Work to complete: Write out the material exactly. Do not include the pictures.

##### Given data #####

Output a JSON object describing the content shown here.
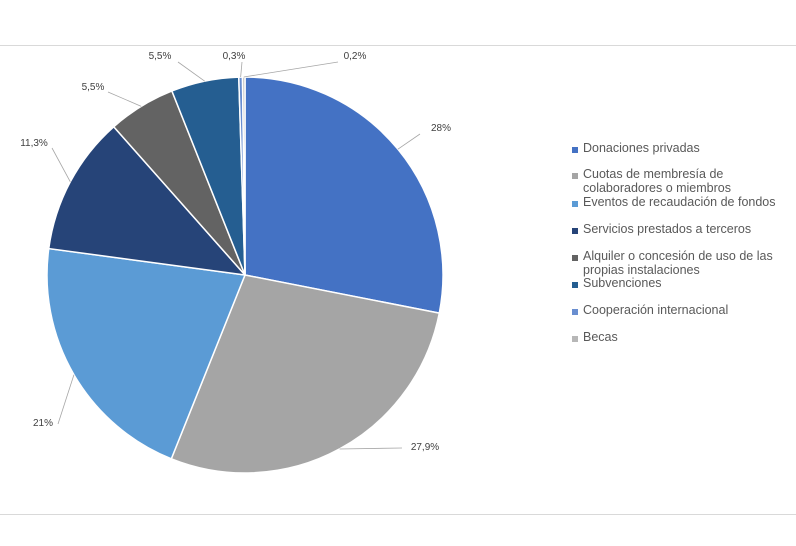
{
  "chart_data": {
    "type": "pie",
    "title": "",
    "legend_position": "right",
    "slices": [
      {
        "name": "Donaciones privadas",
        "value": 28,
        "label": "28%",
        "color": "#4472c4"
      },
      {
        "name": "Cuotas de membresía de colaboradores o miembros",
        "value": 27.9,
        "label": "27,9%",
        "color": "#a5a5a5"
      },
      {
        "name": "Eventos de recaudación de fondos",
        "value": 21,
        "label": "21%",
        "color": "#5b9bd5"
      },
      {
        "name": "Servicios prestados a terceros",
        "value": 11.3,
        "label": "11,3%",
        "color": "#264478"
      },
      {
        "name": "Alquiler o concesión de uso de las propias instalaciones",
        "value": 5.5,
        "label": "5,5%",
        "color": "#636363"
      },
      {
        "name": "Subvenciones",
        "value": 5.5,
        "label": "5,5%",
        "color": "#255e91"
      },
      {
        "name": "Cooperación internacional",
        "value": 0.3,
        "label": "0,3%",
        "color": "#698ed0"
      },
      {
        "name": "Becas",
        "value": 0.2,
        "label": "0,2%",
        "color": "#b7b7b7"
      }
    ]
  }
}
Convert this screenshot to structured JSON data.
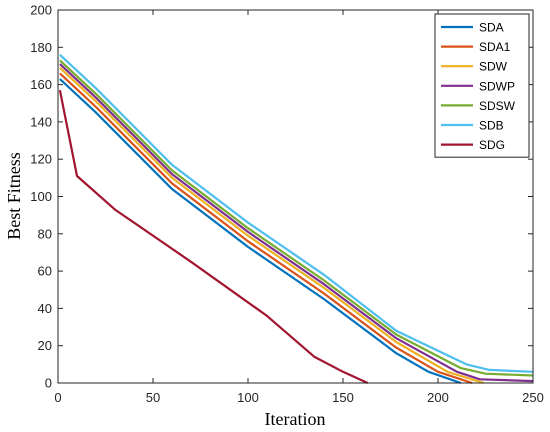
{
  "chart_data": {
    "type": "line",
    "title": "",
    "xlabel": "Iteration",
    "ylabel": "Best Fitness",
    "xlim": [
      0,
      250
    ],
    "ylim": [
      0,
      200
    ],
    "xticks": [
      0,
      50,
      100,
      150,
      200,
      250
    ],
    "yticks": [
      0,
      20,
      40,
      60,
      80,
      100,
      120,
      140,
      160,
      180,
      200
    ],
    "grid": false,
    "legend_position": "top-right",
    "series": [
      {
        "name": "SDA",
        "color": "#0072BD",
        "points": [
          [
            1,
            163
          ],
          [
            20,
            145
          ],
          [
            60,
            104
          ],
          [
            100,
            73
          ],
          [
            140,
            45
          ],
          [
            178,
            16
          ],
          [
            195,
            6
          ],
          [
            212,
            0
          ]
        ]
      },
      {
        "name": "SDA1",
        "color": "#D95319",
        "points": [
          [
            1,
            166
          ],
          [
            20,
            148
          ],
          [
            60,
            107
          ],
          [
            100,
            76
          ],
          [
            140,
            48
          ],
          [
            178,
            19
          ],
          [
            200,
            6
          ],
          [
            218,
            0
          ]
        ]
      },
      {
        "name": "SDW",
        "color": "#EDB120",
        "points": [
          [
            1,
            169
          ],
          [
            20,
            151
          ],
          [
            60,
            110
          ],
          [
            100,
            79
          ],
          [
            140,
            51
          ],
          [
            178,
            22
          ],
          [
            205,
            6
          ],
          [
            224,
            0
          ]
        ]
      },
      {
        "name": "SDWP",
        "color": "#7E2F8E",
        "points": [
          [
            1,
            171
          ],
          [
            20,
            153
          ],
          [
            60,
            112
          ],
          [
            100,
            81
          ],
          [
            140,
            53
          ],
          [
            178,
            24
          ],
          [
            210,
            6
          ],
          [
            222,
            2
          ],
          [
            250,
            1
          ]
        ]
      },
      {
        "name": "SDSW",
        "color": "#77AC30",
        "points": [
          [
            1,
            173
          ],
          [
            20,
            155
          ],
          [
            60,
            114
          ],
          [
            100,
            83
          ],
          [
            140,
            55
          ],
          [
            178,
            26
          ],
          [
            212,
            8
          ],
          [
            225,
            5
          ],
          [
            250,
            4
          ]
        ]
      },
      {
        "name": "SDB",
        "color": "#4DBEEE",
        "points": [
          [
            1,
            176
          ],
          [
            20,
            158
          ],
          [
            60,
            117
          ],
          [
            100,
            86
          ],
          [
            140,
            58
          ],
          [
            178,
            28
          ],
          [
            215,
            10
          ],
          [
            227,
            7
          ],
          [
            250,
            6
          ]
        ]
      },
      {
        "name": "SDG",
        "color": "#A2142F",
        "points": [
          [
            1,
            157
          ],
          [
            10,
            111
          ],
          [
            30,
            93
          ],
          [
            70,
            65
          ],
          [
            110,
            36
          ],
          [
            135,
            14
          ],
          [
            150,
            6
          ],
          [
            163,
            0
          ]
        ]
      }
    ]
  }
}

#####

Response for this exercise:
Output a JSON object describing the content shown here.
{
  "chart_data": {
    "type": "pie",
    "title": "",
    "legend_position": "right",
    "slices": [
      {
        "name": "Donaciones privadas",
        "value": 28,
        "label": "28%",
        "color": "#4472c4"
      },
      {
        "name": "Cuotas de membresía de colaboradores o miembros",
        "value": 27.9,
        "label": "27,9%",
        "color": "#a5a5a5"
      },
      {
        "name": "Eventos de recaudación de fondos",
        "value": 21,
        "label": "21%",
        "color": "#5b9bd5"
      },
      {
        "name": "Servicios prestados a terceros",
        "value": 11.3,
        "label": "11,3%",
        "color": "#264478"
      },
      {
        "name": "Alquiler o concesión de uso de las propias instalaciones",
        "value": 5.5,
        "label": "5,5%",
        "color": "#636363"
      },
      {
        "name": "Subvenciones",
        "value": 5.5,
        "label": "5,5%",
        "color": "#255e91"
      },
      {
        "name": "Cooperación internacional",
        "value": 0.3,
        "label": "0,3%",
        "color": "#698ed0"
      },
      {
        "name": "Becas",
        "value": 0.2,
        "label": "0,2%",
        "color": "#b7b7b7"
      }
    ]
  }
}
Convert this screenshot to structured JSON data.
{
  "chart_data": {
    "type": "line",
    "title": "",
    "xlabel": "Iteration",
    "ylabel": "Best Fitness",
    "xlim": [
      0,
      250
    ],
    "ylim": [
      0,
      200
    ],
    "xticks": [
      0,
      50,
      100,
      150,
      200,
      250
    ],
    "yticks": [
      0,
      20,
      40,
      60,
      80,
      100,
      120,
      140,
      160,
      180,
      200
    ],
    "grid": false,
    "legend_position": "top-right",
    "series": [
      {
        "name": "SDA",
        "color": "#0072BD",
        "points": [
          [
            1,
            163
          ],
          [
            20,
            145
          ],
          [
            60,
            104
          ],
          [
            100,
            73
          ],
          [
            140,
            45
          ],
          [
            178,
            16
          ],
          [
            195,
            6
          ],
          [
            212,
            0
          ]
        ]
      },
      {
        "name": "SDA1",
        "color": "#D95319",
        "points": [
          [
            1,
            166
          ],
          [
            20,
            148
          ],
          [
            60,
            107
          ],
          [
            100,
            76
          ],
          [
            140,
            48
          ],
          [
            178,
            19
          ],
          [
            200,
            6
          ],
          [
            218,
            0
          ]
        ]
      },
      {
        "name": "SDW",
        "color": "#EDB120",
        "points": [
          [
            1,
            169
          ],
          [
            20,
            151
          ],
          [
            60,
            110
          ],
          [
            100,
            79
          ],
          [
            140,
            51
          ],
          [
            178,
            22
          ],
          [
            205,
            6
          ],
          [
            224,
            0
          ]
        ]
      },
      {
        "name": "SDWP",
        "color": "#7E2F8E",
        "points": [
          [
            1,
            171
          ],
          [
            20,
            153
          ],
          [
            60,
            112
          ],
          [
            100,
            81
          ],
          [
            140,
            53
          ],
          [
            178,
            24
          ],
          [
            210,
            6
          ],
          [
            222,
            2
          ],
          [
            250,
            1
          ]
        ]
      },
      {
        "name": "SDSW",
        "color": "#77AC30",
        "points": [
          [
            1,
            173
          ],
          [
            20,
            155
          ],
          [
            60,
            114
          ],
          [
            100,
            83
          ],
          [
            140,
            55
          ],
          [
            178,
            26
          ],
          [
            212,
            8
          ],
          [
            225,
            5
          ],
          [
            250,
            4
          ]
        ]
      },
      {
        "name": "SDB",
        "color": "#4DBEEE",
        "points": [
          [
            1,
            176
          ],
          [
            20,
            158
          ],
          [
            60,
            117
          ],
          [
            100,
            86
          ],
          [
            140,
            58
          ],
          [
            178,
            28
          ],
          [
            215,
            10
          ],
          [
            227,
            7
          ],
          [
            250,
            6
          ]
        ]
      },
      {
        "name": "SDG",
        "color": "#A2142F",
        "points": [
          [
            1,
            157
          ],
          [
            10,
            111
          ],
          [
            30,
            93
          ],
          [
            70,
            65
          ],
          [
            110,
            36
          ],
          [
            135,
            14
          ],
          [
            150,
            6
          ],
          [
            163,
            0
          ]
        ]
      }
    ]
  }
}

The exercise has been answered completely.